══ DATA SHOWN

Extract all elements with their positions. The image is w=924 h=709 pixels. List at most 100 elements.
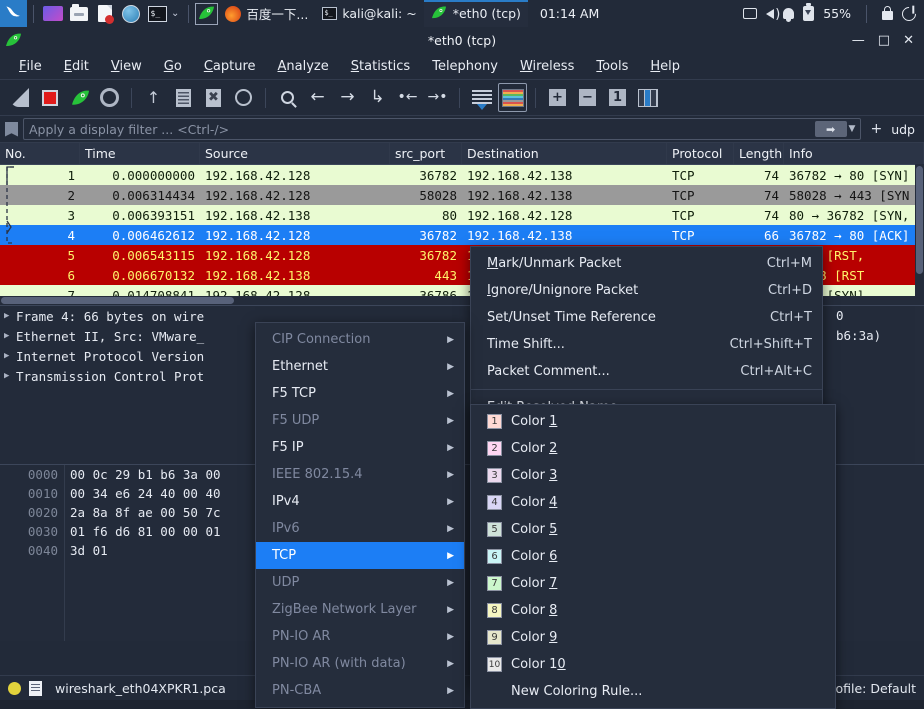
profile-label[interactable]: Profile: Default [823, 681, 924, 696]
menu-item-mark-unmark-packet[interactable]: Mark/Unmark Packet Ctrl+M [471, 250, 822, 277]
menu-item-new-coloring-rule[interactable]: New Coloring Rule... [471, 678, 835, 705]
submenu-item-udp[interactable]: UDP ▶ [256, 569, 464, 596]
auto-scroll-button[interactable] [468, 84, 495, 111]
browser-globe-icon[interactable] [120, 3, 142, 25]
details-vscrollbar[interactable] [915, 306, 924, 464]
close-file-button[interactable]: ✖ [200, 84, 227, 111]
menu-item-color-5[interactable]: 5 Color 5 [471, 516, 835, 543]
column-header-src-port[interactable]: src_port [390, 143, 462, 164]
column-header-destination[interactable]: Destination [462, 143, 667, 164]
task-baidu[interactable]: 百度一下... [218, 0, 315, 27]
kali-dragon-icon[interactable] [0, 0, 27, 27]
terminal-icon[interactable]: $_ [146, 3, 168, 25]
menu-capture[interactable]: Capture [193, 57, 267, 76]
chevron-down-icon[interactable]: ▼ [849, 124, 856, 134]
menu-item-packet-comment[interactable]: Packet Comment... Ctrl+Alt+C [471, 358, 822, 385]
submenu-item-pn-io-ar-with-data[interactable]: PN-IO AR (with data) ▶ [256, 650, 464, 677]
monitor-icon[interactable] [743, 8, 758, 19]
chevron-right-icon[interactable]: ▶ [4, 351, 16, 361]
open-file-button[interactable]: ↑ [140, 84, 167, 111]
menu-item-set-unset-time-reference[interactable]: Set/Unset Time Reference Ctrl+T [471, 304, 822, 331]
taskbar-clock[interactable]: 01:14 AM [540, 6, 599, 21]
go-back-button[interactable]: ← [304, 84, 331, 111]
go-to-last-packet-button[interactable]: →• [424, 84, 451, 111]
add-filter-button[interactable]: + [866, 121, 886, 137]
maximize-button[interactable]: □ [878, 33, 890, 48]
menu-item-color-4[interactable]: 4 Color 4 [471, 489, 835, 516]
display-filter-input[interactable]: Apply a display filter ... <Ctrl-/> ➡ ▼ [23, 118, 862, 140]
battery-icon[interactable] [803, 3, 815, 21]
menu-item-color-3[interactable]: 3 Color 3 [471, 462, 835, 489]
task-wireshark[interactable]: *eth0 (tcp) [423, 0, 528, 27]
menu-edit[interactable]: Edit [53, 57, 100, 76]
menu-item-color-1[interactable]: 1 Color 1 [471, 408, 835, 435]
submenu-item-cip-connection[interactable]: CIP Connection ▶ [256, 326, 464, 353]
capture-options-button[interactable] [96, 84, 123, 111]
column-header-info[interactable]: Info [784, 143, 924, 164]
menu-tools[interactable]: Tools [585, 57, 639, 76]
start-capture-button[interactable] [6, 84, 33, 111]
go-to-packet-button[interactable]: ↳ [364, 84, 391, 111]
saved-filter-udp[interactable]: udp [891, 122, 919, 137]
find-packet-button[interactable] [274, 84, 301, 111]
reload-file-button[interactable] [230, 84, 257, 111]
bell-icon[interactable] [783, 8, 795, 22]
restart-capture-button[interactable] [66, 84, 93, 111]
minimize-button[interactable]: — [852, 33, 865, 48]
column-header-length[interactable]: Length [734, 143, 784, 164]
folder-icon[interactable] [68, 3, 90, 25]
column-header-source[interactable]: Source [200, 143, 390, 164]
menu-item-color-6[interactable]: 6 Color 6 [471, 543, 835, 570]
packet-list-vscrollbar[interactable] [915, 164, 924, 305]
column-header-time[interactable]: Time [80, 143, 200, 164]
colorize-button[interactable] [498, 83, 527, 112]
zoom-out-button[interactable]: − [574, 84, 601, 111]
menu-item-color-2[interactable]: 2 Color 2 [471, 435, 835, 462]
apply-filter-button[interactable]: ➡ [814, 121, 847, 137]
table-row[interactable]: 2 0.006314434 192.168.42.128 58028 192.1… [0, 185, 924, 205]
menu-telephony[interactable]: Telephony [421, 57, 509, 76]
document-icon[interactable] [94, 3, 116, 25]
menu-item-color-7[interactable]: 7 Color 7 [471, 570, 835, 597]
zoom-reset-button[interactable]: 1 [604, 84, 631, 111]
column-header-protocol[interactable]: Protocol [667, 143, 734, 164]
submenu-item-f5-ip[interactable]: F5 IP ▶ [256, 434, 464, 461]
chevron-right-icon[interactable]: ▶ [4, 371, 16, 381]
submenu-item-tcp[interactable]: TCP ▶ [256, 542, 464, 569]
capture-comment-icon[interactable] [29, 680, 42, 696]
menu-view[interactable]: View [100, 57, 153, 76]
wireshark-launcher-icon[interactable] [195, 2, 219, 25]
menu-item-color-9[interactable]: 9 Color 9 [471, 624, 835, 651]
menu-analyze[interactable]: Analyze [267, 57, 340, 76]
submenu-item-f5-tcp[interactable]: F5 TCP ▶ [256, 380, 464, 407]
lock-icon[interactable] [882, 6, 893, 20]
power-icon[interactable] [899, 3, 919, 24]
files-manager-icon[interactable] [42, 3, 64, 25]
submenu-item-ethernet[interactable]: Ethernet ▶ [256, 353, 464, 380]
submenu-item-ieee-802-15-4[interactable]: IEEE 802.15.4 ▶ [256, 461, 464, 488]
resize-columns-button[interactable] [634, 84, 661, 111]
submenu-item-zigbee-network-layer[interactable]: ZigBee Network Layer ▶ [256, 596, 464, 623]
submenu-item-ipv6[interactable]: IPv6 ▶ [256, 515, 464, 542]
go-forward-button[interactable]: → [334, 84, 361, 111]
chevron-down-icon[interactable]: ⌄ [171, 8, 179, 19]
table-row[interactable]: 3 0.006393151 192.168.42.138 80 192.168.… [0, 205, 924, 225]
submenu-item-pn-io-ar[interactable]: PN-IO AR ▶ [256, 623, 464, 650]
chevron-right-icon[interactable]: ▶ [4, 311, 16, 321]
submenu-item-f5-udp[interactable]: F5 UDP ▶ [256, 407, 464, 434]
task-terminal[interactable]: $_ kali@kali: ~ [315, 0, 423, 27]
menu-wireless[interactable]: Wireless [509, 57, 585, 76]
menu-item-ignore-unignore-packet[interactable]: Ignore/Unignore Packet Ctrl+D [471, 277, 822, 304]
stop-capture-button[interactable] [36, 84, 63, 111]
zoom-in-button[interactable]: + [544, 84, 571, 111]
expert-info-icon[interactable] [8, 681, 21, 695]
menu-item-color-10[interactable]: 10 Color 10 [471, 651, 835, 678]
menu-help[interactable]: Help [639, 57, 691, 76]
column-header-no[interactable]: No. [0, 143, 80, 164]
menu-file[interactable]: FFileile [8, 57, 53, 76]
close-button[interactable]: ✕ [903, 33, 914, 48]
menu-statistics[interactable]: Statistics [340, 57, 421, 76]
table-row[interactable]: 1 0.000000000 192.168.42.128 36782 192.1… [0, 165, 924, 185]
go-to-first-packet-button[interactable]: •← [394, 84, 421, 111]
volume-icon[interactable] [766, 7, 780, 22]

════
══ DATA SHOWN

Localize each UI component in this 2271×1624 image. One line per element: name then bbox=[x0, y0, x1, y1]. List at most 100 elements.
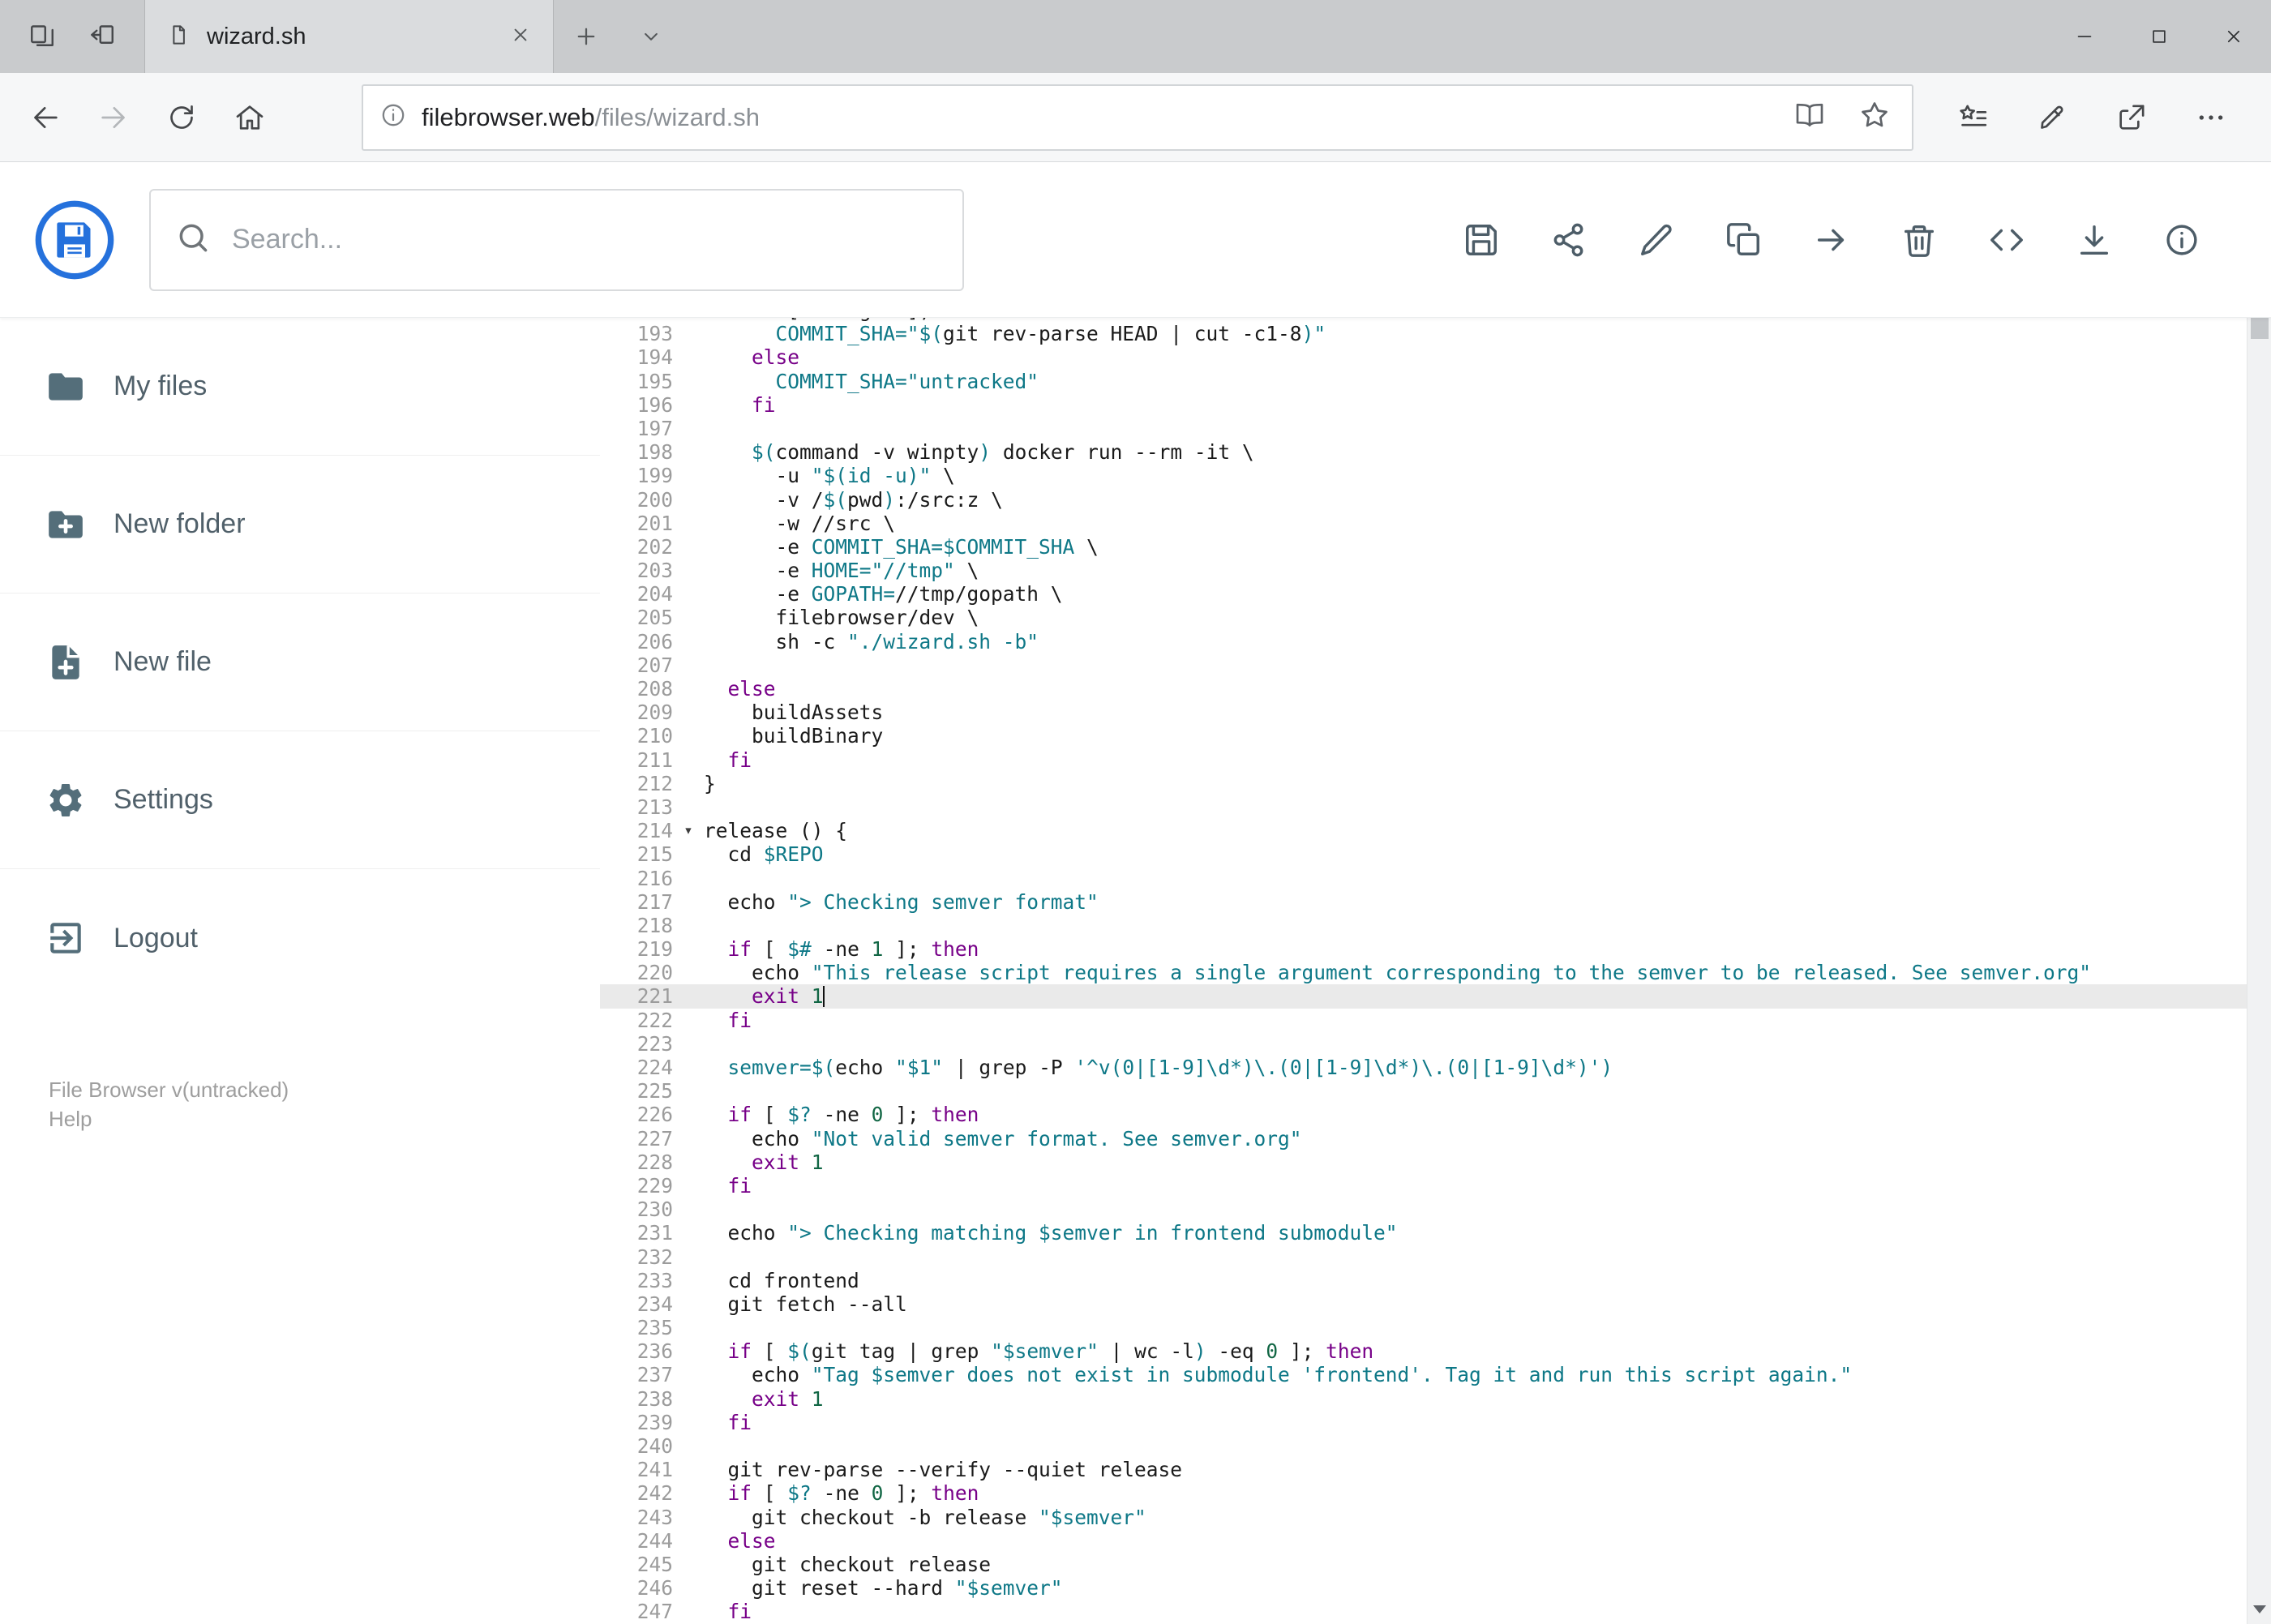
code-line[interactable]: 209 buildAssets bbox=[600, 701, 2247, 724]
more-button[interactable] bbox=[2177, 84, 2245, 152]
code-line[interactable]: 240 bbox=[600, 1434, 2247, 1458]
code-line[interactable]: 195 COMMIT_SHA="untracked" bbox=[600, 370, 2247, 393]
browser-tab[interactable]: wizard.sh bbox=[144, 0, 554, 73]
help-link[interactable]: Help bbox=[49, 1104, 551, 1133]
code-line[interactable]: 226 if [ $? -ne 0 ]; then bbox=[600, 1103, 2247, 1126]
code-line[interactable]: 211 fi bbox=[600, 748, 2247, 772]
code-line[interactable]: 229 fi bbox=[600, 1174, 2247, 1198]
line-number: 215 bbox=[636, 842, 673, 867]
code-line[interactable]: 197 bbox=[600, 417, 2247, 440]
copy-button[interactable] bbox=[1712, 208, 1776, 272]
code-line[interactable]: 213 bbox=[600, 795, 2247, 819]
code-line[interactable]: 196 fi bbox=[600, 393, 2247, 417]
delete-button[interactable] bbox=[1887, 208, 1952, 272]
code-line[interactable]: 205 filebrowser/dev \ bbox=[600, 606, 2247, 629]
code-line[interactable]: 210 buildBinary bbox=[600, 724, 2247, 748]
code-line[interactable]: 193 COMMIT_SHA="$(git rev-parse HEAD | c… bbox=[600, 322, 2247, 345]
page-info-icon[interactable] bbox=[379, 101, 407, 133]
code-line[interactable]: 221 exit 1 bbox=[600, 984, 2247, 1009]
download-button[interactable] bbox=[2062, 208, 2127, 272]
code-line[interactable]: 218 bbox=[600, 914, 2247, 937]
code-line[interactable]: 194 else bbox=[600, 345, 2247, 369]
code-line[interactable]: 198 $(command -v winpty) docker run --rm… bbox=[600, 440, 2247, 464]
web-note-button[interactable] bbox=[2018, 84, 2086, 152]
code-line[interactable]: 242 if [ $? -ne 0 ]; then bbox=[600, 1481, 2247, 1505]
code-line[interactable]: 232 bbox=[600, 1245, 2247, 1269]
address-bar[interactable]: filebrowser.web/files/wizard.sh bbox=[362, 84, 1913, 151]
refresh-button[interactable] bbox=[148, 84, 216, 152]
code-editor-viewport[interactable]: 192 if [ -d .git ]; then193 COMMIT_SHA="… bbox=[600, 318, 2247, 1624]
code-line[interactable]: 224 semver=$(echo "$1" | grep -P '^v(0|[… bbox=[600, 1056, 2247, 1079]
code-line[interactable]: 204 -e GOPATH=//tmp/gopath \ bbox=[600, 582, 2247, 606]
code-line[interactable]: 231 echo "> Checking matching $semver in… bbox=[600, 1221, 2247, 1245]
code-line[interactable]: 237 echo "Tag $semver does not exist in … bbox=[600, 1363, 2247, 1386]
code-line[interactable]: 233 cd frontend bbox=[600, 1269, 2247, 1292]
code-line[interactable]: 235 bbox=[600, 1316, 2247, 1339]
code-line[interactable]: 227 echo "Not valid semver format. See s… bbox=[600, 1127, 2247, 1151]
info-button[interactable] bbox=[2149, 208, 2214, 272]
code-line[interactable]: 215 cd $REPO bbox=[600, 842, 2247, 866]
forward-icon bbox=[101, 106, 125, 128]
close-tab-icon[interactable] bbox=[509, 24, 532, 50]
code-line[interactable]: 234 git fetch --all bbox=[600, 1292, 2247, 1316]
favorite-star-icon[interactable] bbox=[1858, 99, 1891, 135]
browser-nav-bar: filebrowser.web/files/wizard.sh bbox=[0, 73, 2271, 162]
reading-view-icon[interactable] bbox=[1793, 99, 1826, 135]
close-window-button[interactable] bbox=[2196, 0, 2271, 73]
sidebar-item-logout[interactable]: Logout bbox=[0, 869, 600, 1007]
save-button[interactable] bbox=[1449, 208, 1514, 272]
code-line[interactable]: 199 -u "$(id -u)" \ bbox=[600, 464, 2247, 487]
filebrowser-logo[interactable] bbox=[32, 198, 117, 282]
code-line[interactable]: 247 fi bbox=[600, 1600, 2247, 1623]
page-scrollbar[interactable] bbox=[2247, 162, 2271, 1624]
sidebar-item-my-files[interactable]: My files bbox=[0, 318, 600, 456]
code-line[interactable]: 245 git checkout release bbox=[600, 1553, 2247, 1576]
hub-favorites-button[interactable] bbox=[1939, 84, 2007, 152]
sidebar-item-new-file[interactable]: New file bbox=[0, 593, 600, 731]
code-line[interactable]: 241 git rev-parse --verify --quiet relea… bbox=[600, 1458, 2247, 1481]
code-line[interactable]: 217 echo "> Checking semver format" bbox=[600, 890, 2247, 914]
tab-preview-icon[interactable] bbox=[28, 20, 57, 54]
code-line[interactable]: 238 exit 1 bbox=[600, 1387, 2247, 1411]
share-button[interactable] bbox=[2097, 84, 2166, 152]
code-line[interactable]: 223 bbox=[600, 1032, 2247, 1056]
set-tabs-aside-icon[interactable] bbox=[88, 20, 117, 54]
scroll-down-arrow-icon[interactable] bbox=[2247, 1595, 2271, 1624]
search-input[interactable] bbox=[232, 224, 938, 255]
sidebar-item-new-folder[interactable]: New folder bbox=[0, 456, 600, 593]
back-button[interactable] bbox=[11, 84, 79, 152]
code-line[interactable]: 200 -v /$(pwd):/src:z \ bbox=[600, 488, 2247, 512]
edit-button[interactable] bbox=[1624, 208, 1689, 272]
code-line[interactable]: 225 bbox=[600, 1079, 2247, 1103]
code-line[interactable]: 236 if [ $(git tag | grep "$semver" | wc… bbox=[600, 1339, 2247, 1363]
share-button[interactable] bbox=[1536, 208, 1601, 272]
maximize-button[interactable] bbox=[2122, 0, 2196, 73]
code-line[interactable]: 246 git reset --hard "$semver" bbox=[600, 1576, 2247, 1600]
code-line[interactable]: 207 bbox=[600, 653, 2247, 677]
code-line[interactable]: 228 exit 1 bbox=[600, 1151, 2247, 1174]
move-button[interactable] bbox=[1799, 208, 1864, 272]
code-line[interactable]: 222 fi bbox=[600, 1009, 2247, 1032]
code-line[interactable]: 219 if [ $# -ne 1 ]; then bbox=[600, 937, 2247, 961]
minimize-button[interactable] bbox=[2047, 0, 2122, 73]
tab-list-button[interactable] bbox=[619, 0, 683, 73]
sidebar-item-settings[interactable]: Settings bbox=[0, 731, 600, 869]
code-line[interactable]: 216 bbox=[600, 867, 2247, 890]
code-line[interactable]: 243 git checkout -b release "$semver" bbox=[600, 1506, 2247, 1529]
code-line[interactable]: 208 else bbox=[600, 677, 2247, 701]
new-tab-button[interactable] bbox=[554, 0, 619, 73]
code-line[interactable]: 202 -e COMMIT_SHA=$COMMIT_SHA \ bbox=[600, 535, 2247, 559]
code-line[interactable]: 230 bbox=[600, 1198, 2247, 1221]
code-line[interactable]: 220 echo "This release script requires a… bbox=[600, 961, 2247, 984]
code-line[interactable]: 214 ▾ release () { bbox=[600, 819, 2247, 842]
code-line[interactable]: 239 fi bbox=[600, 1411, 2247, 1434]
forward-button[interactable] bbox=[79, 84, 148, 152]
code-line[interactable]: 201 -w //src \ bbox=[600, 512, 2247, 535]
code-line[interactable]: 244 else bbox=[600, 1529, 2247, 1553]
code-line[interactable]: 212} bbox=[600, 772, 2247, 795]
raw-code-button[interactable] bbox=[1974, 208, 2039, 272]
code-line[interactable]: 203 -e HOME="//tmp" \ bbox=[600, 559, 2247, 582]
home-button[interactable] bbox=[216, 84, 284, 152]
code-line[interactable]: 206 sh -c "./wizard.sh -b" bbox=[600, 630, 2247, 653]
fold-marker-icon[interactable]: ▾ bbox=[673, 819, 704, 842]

════

* **REQUIRED TASK**: Copy the items from the line with "code-line[interactable]: 209 buildAssets" to the line with "code-line[interactable]: 194 else", keeping both of those lines and changing nothing.

* **TASK OUTPUT**:
code-line[interactable]: 209 buildAssets bbox=[600, 701, 2247, 724]
more-button[interactable] bbox=[2177, 84, 2245, 152]
code-line[interactable]: 240 bbox=[600, 1434, 2247, 1458]
code-line[interactable]: 195 COMMIT_SHA="untracked" bbox=[600, 370, 2247, 393]
browser-tab[interactable]: wizard.sh bbox=[144, 0, 554, 73]
help-link[interactable]: Help bbox=[49, 1104, 551, 1133]
code-line[interactable]: 226 if [ $? -ne 0 ]; then bbox=[600, 1103, 2247, 1126]
code-line[interactable]: 211 fi bbox=[600, 748, 2247, 772]
code-line[interactable]: 229 fi bbox=[600, 1174, 2247, 1198]
line-number: 215 bbox=[636, 842, 673, 867]
code-line[interactable]: 197 bbox=[600, 417, 2247, 440]
copy-button[interactable] bbox=[1712, 208, 1776, 272]
code-line[interactable]: 213 bbox=[600, 795, 2247, 819]
code-line[interactable]: 196 fi bbox=[600, 393, 2247, 417]
delete-button[interactable] bbox=[1887, 208, 1952, 272]
code-line[interactable]: 205 filebrowser/dev \ bbox=[600, 606, 2247, 629]
code-line[interactable]: 210 buildBinary bbox=[600, 724, 2247, 748]
code-line[interactable]: 193 COMMIT_SHA="$(git rev-parse HEAD | c… bbox=[600, 322, 2247, 345]
page-info-icon[interactable] bbox=[379, 101, 407, 133]
code-line[interactable]: 221 exit 1 bbox=[600, 984, 2247, 1009]
download-button[interactable] bbox=[2062, 208, 2127, 272]
code-line[interactable]: 218 bbox=[600, 914, 2247, 937]
code-line[interactable]: 194 else bbox=[600, 345, 2247, 369]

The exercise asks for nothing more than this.